* Task to carry out:
Below, find each line holding "ring" and state how many there are, using the number alone.

===== Excerpted data =====

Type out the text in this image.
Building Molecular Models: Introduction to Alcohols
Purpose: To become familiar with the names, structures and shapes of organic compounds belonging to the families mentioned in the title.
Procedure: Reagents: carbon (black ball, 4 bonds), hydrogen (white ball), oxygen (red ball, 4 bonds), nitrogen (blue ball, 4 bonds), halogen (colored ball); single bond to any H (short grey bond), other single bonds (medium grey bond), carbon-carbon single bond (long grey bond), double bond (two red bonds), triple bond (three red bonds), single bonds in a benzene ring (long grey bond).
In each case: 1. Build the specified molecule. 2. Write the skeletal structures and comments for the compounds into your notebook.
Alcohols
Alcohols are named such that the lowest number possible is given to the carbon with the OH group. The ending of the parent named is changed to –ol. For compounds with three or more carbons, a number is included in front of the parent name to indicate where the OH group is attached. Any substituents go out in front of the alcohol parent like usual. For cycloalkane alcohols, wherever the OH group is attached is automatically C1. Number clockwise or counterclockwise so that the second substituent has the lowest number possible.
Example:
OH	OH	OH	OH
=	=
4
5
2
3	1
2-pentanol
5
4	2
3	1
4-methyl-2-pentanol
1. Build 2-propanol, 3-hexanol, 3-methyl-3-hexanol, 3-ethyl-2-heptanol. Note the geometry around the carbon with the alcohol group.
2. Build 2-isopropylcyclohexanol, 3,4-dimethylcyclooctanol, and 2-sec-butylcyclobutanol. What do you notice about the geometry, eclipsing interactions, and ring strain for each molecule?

=====

* Final result:
2